_Work to be completed_
Of all the lines in these entries, how many contain the string "Настройки"? Give only that count.

_Records provided_
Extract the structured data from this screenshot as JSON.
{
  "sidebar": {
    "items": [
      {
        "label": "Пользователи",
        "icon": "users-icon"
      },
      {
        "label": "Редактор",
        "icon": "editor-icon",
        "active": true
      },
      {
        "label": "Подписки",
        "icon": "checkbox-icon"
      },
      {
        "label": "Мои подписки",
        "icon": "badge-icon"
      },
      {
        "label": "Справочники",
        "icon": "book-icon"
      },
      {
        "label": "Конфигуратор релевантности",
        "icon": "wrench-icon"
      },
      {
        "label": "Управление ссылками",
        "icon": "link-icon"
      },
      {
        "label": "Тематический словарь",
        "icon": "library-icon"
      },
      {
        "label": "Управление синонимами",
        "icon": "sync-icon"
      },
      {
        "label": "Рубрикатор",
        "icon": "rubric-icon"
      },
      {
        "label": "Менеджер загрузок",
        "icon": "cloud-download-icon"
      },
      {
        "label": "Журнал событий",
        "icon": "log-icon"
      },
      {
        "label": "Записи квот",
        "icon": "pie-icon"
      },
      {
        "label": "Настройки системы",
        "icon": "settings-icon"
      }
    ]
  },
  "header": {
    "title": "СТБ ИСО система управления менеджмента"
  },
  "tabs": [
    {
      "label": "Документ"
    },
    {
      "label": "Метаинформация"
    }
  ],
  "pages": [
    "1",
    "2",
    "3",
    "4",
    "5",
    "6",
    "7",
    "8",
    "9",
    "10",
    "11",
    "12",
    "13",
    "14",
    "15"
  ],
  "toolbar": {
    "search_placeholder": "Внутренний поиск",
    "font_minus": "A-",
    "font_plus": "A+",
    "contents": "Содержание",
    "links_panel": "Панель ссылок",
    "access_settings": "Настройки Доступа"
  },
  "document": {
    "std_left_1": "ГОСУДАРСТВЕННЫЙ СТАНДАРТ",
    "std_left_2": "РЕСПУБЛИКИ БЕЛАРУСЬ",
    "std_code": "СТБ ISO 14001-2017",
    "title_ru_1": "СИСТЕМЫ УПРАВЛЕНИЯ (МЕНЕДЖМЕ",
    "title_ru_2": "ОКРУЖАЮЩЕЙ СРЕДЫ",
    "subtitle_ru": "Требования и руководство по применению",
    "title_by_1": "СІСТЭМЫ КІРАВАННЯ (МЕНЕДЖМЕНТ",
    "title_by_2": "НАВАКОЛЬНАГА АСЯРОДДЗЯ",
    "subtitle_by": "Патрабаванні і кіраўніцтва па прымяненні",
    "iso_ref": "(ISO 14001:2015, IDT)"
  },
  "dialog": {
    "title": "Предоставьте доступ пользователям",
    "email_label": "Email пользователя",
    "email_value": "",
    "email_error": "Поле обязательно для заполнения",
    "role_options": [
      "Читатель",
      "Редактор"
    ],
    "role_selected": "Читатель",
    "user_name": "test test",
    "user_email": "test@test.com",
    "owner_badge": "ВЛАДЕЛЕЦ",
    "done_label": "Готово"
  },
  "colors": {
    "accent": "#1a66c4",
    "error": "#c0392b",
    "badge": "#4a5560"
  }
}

_In response_
2